Your instructions:
Would you pull out every line of the material that contains the string "each"?

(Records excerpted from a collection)
______

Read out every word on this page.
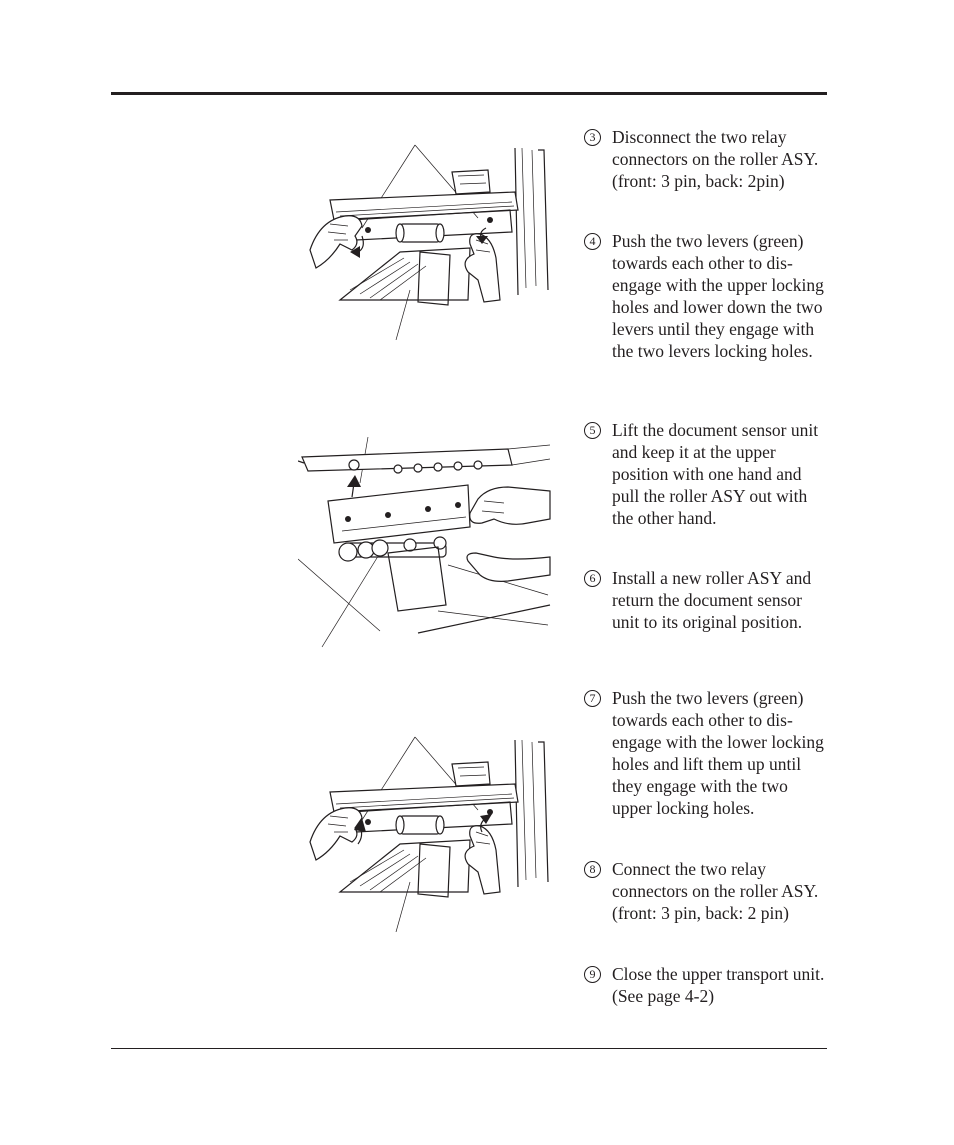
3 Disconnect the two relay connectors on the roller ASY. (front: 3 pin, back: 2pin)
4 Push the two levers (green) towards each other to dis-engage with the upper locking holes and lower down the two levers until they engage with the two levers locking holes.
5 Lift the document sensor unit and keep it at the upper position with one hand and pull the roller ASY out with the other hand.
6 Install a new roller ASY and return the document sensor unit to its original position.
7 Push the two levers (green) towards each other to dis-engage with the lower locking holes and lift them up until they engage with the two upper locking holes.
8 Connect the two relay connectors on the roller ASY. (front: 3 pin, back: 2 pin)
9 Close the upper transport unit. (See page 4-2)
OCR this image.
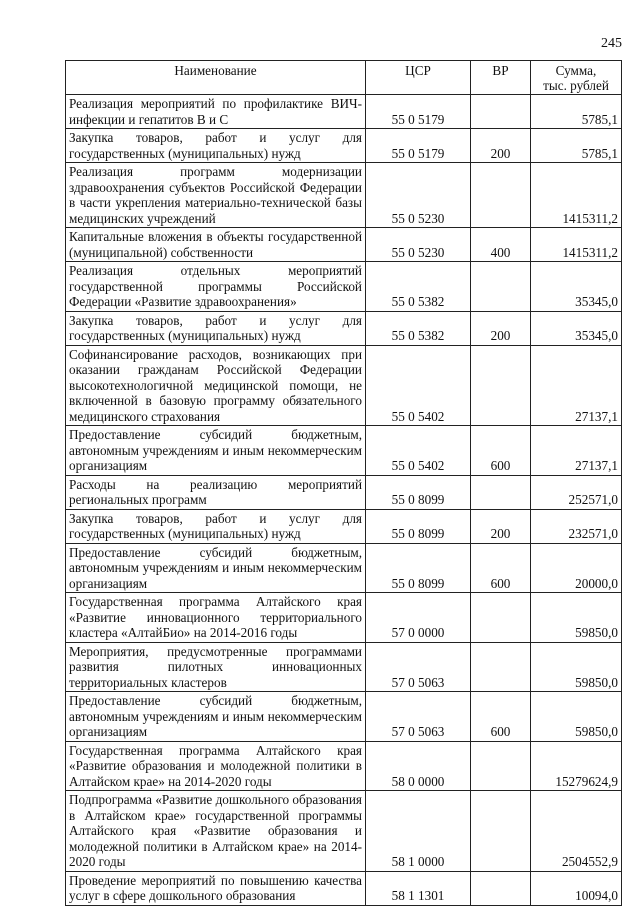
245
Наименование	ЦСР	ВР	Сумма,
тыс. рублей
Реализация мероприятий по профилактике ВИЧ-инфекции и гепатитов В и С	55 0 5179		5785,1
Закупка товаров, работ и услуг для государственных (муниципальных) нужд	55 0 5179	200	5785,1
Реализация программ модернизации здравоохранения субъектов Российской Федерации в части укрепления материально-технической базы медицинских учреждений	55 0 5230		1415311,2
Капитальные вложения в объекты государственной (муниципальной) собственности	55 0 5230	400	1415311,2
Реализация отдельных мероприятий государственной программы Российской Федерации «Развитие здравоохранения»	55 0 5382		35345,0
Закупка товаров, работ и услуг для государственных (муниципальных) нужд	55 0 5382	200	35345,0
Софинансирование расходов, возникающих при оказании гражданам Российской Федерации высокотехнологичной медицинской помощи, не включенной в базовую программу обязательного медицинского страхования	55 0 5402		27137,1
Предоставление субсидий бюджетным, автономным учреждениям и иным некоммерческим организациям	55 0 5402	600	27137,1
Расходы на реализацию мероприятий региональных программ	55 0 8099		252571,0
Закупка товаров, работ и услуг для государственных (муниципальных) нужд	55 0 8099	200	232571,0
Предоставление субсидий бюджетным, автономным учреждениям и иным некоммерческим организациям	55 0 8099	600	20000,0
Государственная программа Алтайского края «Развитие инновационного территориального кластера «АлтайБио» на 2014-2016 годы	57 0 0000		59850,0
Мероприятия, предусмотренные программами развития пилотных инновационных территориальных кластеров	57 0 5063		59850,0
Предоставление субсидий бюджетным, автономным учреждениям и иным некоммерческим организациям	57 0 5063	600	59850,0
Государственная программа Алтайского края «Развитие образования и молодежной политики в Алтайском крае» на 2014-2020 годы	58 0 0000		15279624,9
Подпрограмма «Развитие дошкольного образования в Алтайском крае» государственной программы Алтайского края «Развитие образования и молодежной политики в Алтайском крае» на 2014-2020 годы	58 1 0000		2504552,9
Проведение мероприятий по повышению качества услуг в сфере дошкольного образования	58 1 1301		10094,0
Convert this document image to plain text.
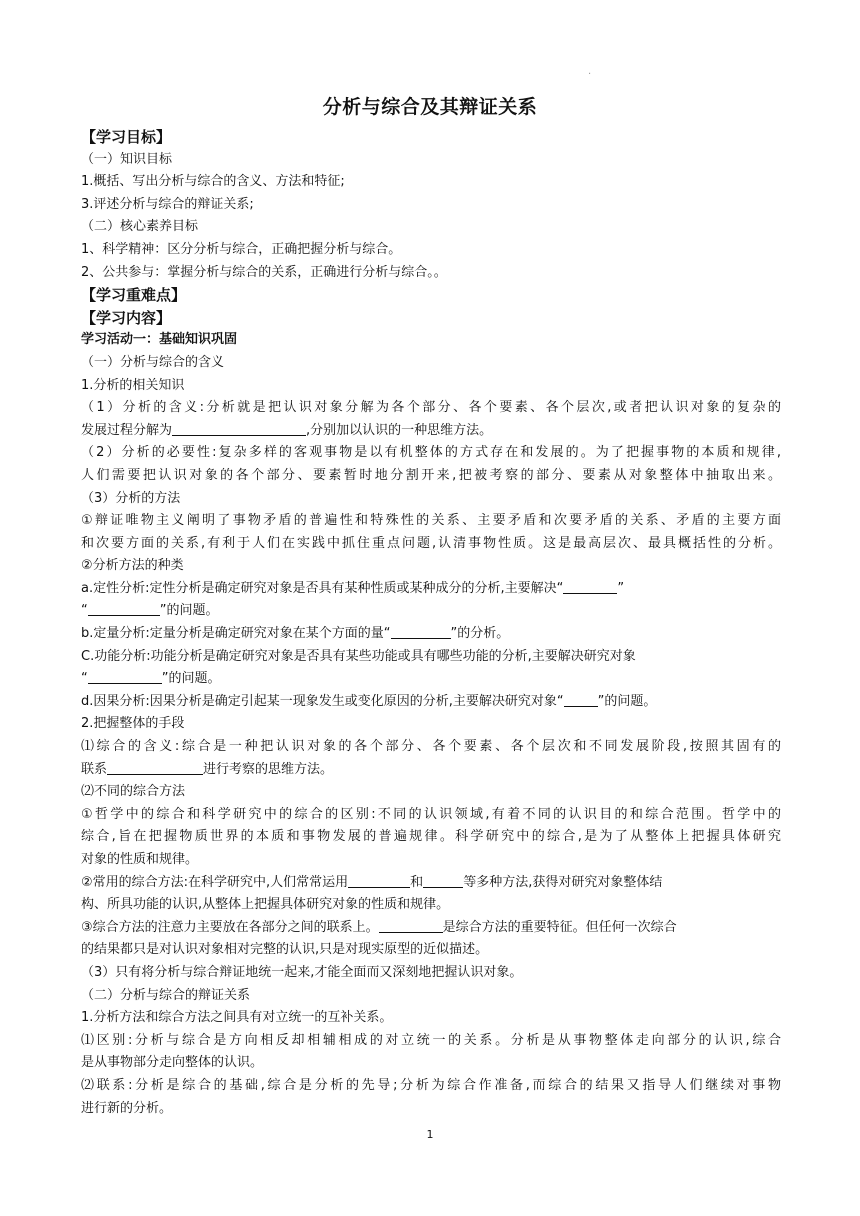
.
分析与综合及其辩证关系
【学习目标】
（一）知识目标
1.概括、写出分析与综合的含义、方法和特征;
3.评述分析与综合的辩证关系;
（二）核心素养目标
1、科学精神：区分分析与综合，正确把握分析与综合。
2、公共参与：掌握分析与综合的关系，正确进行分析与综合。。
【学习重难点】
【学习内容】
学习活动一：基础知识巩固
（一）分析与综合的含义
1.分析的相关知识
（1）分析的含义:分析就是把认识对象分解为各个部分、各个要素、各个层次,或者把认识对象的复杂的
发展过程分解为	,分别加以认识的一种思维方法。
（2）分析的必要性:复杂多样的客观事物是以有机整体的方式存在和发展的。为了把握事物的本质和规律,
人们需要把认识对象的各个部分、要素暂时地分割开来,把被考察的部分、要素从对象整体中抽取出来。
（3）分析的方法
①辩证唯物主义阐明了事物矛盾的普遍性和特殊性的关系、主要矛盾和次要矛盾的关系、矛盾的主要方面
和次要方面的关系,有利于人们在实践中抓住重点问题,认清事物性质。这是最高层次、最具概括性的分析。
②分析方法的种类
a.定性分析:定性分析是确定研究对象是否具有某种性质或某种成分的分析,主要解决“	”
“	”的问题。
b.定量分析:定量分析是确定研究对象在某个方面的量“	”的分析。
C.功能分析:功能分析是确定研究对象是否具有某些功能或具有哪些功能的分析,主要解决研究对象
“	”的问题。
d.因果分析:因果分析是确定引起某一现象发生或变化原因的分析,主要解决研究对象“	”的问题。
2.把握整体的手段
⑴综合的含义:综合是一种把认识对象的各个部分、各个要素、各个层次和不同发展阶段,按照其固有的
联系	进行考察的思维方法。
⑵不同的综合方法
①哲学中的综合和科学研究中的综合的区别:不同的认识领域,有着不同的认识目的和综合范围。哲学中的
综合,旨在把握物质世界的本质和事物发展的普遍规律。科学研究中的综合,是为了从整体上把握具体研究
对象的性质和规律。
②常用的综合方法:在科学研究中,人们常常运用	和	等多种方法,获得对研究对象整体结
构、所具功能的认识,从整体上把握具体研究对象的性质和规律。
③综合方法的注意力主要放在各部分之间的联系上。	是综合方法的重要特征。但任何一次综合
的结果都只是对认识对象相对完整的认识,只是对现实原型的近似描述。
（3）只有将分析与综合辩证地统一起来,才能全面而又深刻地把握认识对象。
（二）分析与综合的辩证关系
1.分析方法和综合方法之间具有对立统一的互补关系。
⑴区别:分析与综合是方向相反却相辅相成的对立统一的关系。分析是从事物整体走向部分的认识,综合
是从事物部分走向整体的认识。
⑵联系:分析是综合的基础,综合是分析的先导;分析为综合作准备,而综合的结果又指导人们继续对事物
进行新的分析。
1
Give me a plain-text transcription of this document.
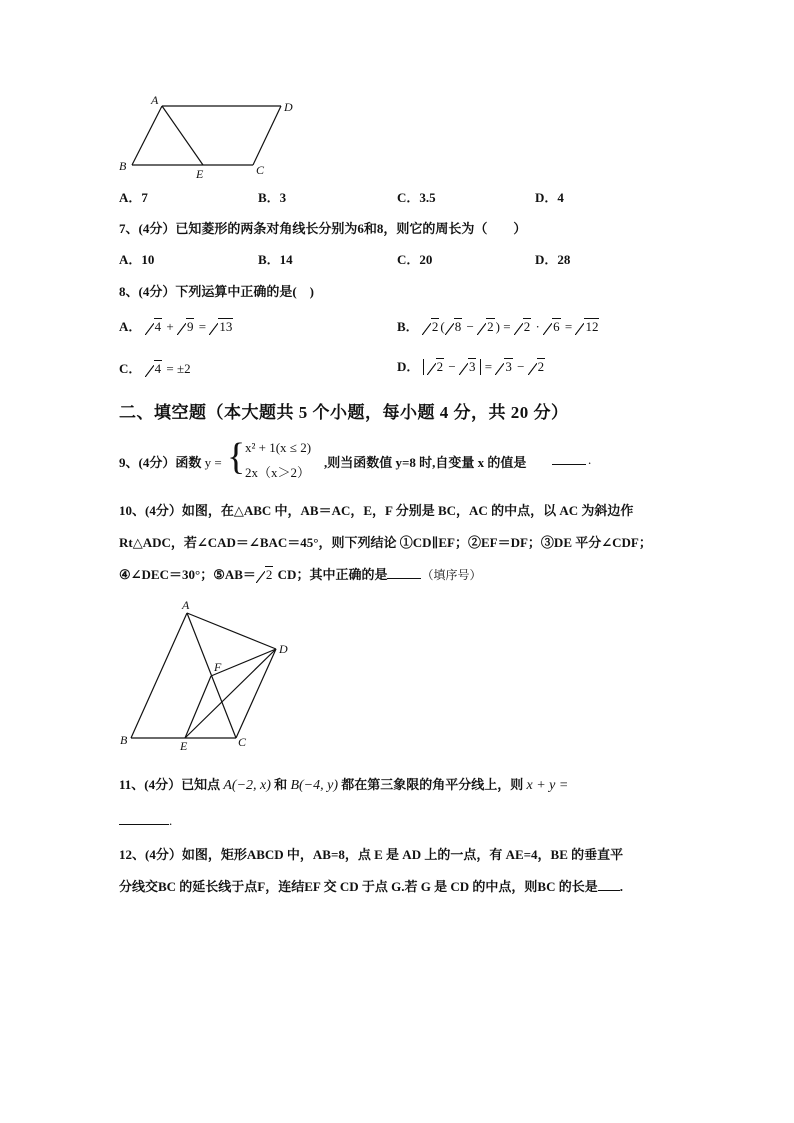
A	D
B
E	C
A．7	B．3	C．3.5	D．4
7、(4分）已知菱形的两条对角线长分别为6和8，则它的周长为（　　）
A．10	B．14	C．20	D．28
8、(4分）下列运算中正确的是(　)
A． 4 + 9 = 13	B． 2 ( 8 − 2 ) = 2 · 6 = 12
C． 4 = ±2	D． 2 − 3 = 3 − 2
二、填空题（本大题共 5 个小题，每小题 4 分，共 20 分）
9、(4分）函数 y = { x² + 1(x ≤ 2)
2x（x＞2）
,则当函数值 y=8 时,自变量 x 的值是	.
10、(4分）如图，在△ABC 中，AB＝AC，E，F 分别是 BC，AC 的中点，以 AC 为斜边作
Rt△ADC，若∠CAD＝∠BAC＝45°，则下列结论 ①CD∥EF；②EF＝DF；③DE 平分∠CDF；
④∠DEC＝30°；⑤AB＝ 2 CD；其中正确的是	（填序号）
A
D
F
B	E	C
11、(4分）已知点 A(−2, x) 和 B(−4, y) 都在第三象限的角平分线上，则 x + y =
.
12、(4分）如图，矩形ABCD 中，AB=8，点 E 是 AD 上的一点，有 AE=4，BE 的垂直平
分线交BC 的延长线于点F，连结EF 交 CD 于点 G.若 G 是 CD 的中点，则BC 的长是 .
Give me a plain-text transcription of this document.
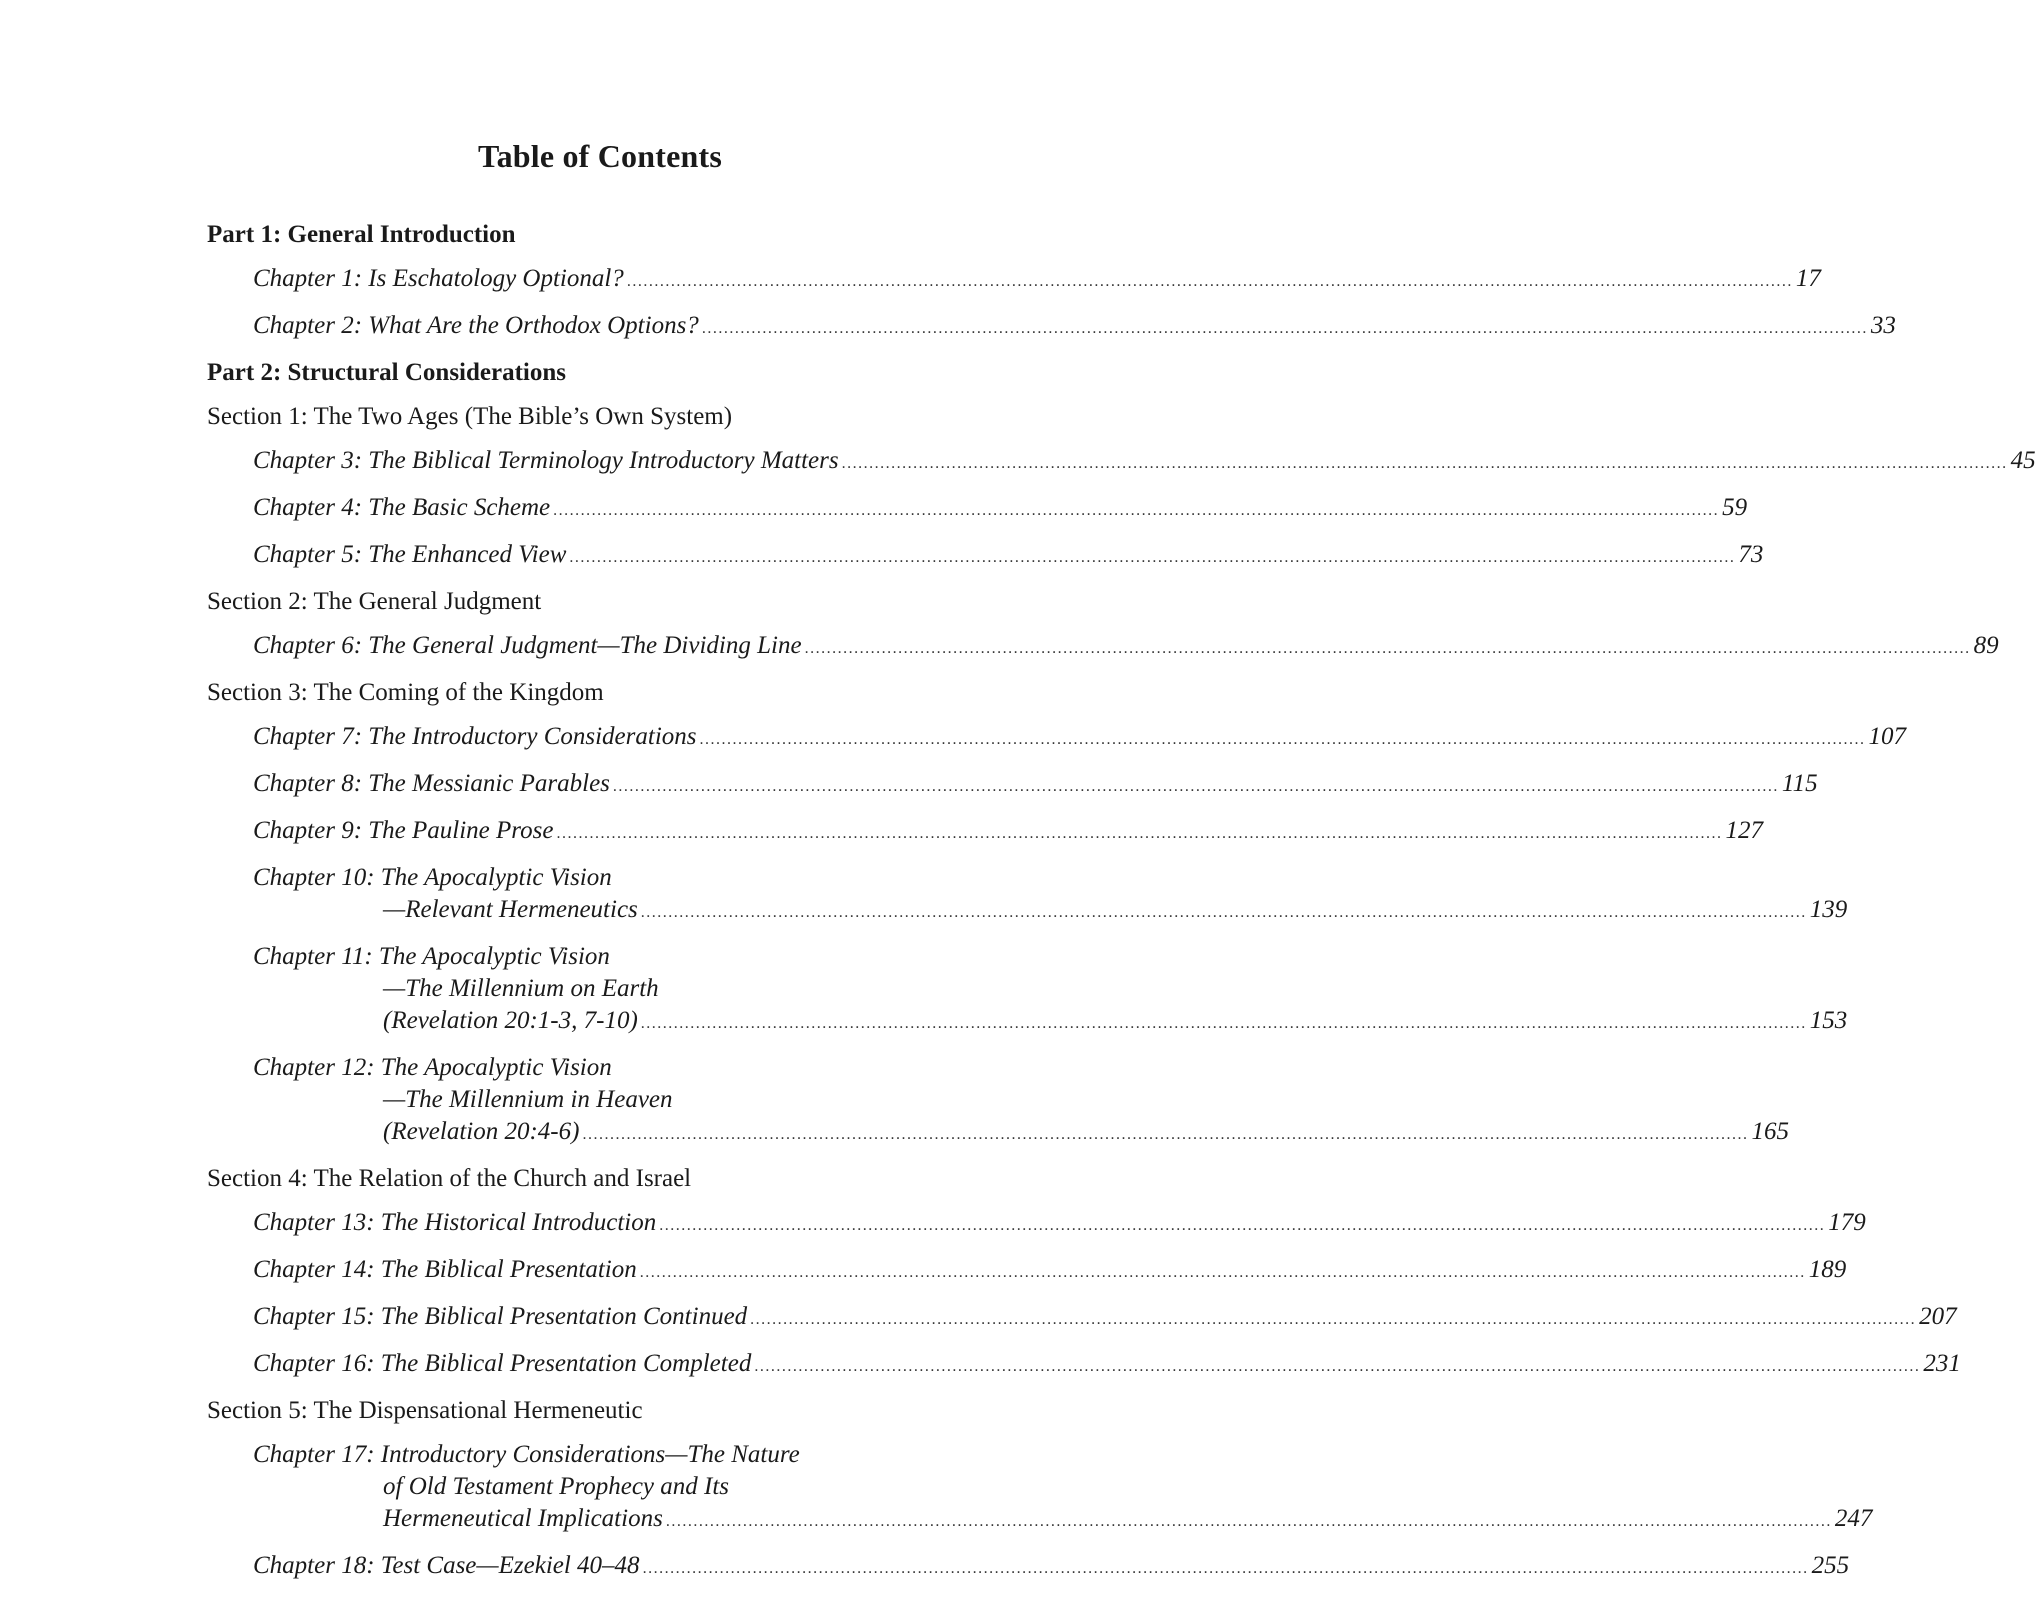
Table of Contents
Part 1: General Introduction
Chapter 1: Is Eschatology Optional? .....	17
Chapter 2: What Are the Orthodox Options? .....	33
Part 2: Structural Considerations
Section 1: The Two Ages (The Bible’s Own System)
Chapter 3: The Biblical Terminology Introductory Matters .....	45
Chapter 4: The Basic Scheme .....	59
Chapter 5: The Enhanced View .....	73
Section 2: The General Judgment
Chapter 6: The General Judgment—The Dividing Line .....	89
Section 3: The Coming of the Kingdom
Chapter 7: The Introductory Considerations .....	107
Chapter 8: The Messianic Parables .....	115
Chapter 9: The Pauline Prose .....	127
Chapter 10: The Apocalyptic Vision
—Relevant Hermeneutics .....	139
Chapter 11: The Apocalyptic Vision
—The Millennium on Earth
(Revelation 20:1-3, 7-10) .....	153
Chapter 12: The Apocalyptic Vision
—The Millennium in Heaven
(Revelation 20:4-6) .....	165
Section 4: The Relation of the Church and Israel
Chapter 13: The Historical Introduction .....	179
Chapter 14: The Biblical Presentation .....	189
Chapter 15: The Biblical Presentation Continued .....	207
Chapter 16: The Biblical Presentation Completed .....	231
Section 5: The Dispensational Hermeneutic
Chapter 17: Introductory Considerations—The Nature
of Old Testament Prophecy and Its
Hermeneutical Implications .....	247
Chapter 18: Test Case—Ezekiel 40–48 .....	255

______

Response to the task:
4 Push the two levers (green) towards each other to dis-engage with the upper locking holes and lower down the two levers until they engage with the two levers locking holes.
7 Push the two levers (green) towards each other to dis-engage with the lower locking holes and lift them up until they engage with the two upper locking holes.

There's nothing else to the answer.